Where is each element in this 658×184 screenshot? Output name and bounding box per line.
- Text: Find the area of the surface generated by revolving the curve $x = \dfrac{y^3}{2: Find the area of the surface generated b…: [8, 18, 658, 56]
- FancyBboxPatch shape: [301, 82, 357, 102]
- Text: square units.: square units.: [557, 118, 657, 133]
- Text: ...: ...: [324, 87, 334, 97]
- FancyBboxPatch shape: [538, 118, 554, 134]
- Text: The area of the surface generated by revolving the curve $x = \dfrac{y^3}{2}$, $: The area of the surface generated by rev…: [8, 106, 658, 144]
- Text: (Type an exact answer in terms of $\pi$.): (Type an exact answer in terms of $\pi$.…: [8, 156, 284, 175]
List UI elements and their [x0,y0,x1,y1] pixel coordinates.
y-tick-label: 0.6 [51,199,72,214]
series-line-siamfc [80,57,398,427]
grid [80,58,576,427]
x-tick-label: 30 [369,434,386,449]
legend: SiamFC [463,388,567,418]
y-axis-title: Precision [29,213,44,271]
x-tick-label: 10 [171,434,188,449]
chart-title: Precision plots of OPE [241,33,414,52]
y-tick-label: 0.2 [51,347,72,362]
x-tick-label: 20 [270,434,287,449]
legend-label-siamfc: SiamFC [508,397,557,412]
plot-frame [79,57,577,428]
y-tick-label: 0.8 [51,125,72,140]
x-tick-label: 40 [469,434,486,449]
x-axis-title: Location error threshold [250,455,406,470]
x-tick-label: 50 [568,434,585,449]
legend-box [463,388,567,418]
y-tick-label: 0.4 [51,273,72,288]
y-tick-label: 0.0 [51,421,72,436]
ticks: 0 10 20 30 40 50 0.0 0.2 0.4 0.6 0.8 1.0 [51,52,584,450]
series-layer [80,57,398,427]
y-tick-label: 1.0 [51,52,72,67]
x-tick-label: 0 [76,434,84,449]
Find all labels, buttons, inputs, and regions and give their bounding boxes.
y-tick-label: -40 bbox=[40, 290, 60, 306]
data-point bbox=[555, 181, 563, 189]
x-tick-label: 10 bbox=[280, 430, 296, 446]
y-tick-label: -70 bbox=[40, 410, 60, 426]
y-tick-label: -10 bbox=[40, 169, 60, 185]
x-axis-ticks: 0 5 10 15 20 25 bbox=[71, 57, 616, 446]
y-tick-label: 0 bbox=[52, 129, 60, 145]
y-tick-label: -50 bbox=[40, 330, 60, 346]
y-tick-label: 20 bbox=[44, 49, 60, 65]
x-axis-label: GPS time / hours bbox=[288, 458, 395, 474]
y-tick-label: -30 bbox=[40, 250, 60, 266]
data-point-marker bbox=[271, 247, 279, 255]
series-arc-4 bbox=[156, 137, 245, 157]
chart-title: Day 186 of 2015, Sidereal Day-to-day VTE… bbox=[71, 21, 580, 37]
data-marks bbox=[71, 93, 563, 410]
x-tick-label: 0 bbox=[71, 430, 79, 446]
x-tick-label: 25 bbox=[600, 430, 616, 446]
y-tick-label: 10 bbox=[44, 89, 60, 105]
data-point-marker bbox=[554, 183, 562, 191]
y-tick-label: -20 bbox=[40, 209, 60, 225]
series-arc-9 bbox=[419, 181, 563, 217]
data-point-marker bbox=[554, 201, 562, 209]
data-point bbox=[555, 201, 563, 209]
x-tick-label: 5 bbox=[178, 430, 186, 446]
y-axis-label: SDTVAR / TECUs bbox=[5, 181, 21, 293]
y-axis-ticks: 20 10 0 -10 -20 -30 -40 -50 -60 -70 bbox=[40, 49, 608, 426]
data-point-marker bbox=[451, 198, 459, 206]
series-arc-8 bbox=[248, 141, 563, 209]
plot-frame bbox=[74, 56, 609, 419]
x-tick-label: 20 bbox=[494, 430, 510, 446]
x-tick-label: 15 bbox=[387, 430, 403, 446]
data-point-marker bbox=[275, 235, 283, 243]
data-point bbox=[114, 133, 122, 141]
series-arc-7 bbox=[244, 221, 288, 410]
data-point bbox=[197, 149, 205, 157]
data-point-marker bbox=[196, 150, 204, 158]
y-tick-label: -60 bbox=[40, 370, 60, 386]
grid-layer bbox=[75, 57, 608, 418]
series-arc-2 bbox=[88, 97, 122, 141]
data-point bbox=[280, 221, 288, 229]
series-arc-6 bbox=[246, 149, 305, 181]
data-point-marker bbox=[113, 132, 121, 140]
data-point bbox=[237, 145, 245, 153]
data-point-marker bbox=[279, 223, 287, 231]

____

■ Do this ■
Can you retype every line of the entries above, character for character, with nothing changed?

■ Output below ■
Where is each element in this 658×184 screenshot? Output name and bounding box per line.
- Text: Find the area of the surface generated by revolving the curve $x = \dfrac{y^3}{2: Find the area of the surface generated b…: [8, 18, 658, 56]
- FancyBboxPatch shape: [301, 82, 357, 102]
- Text: square units.: square units.: [557, 118, 657, 133]
- Text: ...: ...: [324, 87, 334, 97]
- FancyBboxPatch shape: [538, 118, 554, 134]
- Text: The area of the surface generated by revolving the curve $x = \dfrac{y^3}{2}$, $: The area of the surface generated by rev…: [8, 106, 658, 144]
- Text: (Type an exact answer in terms of $\pi$.): (Type an exact answer in terms of $\pi$.…: [8, 156, 284, 175]
List UI elements and their [x0,y0,x1,y1] pixel coordinates.
y-tick-label: 0.6 [51,199,72,214]
series-line-siamfc [80,57,398,427]
grid [80,58,576,427]
x-tick-label: 30 [369,434,386,449]
legend: SiamFC [463,388,567,418]
y-axis-title: Precision [29,213,44,271]
x-tick-label: 10 [171,434,188,449]
chart-title: Precision plots of OPE [241,33,414,52]
y-tick-label: 0.2 [51,347,72,362]
x-tick-label: 20 [270,434,287,449]
legend-label-siamfc: SiamFC [508,397,557,412]
plot-frame [79,57,577,428]
y-tick-label: 0.8 [51,125,72,140]
x-tick-label: 40 [469,434,486,449]
x-axis-title: Location error threshold [250,455,406,470]
x-tick-label: 50 [568,434,585,449]
legend-box [463,388,567,418]
y-tick-label: 0.4 [51,273,72,288]
y-tick-label: 0.0 [51,421,72,436]
ticks: 0 10 20 30 40 50 0.0 0.2 0.4 0.6 0.8 1.0 [51,52,584,450]
series-layer [80,57,398,427]
y-tick-label: 1.0 [51,52,72,67]
x-tick-label: 0 [76,434,84,449]
Find all labels, buttons, inputs, and regions and give their bounding boxes.
y-tick-label: -40 bbox=[40, 290, 60, 306]
data-point bbox=[555, 181, 563, 189]
x-tick-label: 10 bbox=[280, 430, 296, 446]
y-tick-label: -70 bbox=[40, 410, 60, 426]
y-tick-label: -10 bbox=[40, 169, 60, 185]
x-axis-ticks: 0 5 10 15 20 25 bbox=[71, 57, 616, 446]
y-tick-label: 0 bbox=[52, 129, 60, 145]
y-tick-label: -50 bbox=[40, 330, 60, 346]
y-tick-label: 20 bbox=[44, 49, 60, 65]
x-axis-label: GPS time / hours bbox=[288, 458, 395, 474]
y-tick-label: -30 bbox=[40, 250, 60, 266]
data-point-marker bbox=[271, 247, 279, 255]
series-arc-4 bbox=[156, 137, 245, 157]
chart-title: Day 186 of 2015, Sidereal Day-to-day VTE… bbox=[71, 21, 580, 37]
data-marks bbox=[71, 93, 563, 410]
x-tick-label: 0 bbox=[71, 430, 79, 446]
x-tick-label: 25 bbox=[600, 430, 616, 446]
y-tick-label: 10 bbox=[44, 89, 60, 105]
data-point-marker bbox=[554, 183, 562, 191]
y-tick-label: -20 bbox=[40, 209, 60, 225]
series-arc-9 bbox=[419, 181, 563, 217]
data-point-marker bbox=[554, 201, 562, 209]
data-point bbox=[555, 201, 563, 209]
x-tick-label: 5 bbox=[178, 430, 186, 446]
y-axis-label: SDTVAR / TECUs bbox=[5, 181, 21, 293]
y-axis-ticks: 20 10 0 -10 -20 -30 -40 -50 -60 -70 bbox=[40, 49, 608, 426]
data-point-marker bbox=[451, 198, 459, 206]
series-arc-8 bbox=[248, 141, 563, 209]
plot-frame bbox=[74, 56, 609, 419]
x-tick-label: 20 bbox=[494, 430, 510, 446]
x-tick-label: 15 bbox=[387, 430, 403, 446]
data-point-marker bbox=[275, 235, 283, 243]
data-point bbox=[114, 133, 122, 141]
series-arc-7 bbox=[244, 221, 288, 410]
data-point bbox=[197, 149, 205, 157]
data-point-marker bbox=[196, 150, 204, 158]
y-tick-label: -60 bbox=[40, 370, 60, 386]
grid-layer bbox=[75, 57, 608, 418]
series-arc-2 bbox=[88, 97, 122, 141]
data-point bbox=[280, 221, 288, 229]
series-arc-6 bbox=[246, 149, 305, 181]
data-point-marker bbox=[113, 132, 121, 140]
data-point bbox=[237, 145, 245, 153]
data-point-marker bbox=[279, 223, 287, 231]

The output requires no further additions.